# Document page text data
· · · · ·

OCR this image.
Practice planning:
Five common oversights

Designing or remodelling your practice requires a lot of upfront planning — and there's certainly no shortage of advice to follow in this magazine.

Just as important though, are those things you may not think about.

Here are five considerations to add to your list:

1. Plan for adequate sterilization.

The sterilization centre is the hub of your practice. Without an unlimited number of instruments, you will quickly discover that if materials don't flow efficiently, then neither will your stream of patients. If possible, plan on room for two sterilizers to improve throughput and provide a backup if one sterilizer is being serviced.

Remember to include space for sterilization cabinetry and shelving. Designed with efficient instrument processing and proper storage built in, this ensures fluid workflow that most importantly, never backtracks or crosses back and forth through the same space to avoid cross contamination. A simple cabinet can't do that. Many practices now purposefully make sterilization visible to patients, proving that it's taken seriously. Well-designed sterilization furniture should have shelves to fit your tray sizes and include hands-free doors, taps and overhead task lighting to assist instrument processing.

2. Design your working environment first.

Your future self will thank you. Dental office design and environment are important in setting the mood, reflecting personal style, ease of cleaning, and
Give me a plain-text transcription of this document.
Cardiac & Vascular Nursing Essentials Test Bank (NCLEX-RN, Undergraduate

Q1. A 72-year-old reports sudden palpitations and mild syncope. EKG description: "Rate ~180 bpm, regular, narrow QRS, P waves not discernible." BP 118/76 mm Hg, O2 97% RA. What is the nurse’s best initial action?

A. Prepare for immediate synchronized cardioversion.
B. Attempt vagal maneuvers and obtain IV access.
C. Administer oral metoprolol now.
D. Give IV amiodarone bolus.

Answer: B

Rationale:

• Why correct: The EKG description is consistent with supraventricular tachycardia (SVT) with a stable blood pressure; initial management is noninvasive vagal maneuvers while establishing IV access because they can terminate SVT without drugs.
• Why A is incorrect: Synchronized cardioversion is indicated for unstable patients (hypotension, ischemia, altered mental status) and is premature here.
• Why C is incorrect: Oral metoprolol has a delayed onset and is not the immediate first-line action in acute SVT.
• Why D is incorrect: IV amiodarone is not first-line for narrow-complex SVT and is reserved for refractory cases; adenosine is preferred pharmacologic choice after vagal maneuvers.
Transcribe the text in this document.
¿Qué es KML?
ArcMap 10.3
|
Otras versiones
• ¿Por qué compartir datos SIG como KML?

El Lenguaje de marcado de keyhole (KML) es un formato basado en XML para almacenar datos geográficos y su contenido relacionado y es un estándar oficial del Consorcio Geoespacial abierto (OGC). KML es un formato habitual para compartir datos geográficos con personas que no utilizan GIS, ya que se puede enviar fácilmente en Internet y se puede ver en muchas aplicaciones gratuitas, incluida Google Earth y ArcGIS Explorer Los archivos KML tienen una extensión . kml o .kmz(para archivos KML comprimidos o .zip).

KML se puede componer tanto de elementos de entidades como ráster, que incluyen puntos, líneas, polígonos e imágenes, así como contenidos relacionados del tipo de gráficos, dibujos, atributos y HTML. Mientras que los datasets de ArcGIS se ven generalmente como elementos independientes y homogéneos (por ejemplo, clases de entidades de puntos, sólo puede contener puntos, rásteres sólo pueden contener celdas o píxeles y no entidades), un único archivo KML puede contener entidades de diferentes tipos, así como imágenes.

· · · · ·

# Goal of the exercise
From the first line to the last, return the records unchanged.

# Solution for this problem
OCR this image.
Practice planning:
Five common oversights

Designing or remodelling your practice requires a lot of upfront planning — and there's certainly no shortage of advice to follow in this magazine.

Just as important though, are those things you may not think about.

Here are five considerations to add to your list:

1. Plan for adequate sterilization.

The sterilization centre is the hub of your practice. Without an unlimited number of instruments, you will quickly discover that if materials don't flow efficiently, then neither will your stream of patients. If possible, plan on room for two sterilizers to improve throughput and provide a backup if one sterilizer is being serviced.

Remember to include space for sterilization cabinetry and shelving. Designed with efficient instrument processing and proper storage built in, this ensures fluid workflow that most importantly, never backtracks or crosses back and forth through the same space to avoid cross contamination. A simple cabinet can't do that. Many practices now purposefully make sterilization visible to patients, proving that it's taken seriously. Well-designed sterilization furniture should have shelves to fit your tray sizes and include hands-free doors, taps and overhead task lighting to assist instrument processing.

2. Design your working environment first.

Your future self will thank you. Dental office design and environment are important in setting the mood, reflecting personal style, ease of cleaning, and
Give me a plain-text transcription of this document.
Cardiac & Vascular Nursing Essentials Test Bank (NCLEX-RN, Undergraduate

Q1. A 72-year-old reports sudden palpitations and mild syncope. EKG description: "Rate ~180 bpm, regular, narrow QRS, P waves not discernible." BP 118/76 mm Hg, O2 97% RA. What is the nurse’s best initial action?

A. Prepare for immediate synchronized cardioversion.
B. Attempt vagal maneuvers and obtain IV access.
C. Administer oral metoprolol now.
D. Give IV amiodarone bolus.

Answer: B

Rationale:

• Why correct: The EKG description is consistent with supraventricular tachycardia (SVT) with a stable blood pressure; initial management is noninvasive vagal maneuvers while establishing IV access because they can terminate SVT without drugs.
• Why A is incorrect: Synchronized cardioversion is indicated for unstable patients (hypotension, ischemia, altered mental status) and is premature here.
• Why C is incorrect: Oral metoprolol has a delayed onset and is not the immediate first-line action in acute SVT.
• Why D is incorrect: IV amiodarone is not first-line for narrow-complex SVT and is reserved for refractory cases; adenosine is preferred pharmacologic choice after vagal maneuvers.
Transcribe the text in this document.
¿Qué es KML?
ArcMap 10.3
|
Otras versiones
• ¿Por qué compartir datos SIG como KML?

El Lenguaje de marcado de keyhole (KML) es un formato basado en XML para almacenar datos geográficos y su contenido relacionado y es un estándar oficial del Consorcio Geoespacial abierto (OGC). KML es un formato habitual para compartir datos geográficos con personas que no utilizan GIS, ya que se puede enviar fácilmente en Internet y se puede ver en muchas aplicaciones gratuitas, incluida Google Earth y ArcGIS Explorer Los archivos KML tienen una extensión . kml o .kmz(para archivos KML comprimidos o .zip).

KML se puede componer tanto de elementos de entidades como ráster, que incluyen puntos, líneas, polígonos e imágenes, así como contenidos relacionados del tipo de gráficos, dibujos, atributos y HTML. Mientras que los datasets de ArcGIS se ven generalmente como elementos independientes y homogéneos (por ejemplo, clases de entidades de puntos, sólo puede contener puntos, rásteres sólo pueden contener celdas o píxeles y no entidades), un único archivo KML puede contener entidades de diferentes tipos, así como imágenes.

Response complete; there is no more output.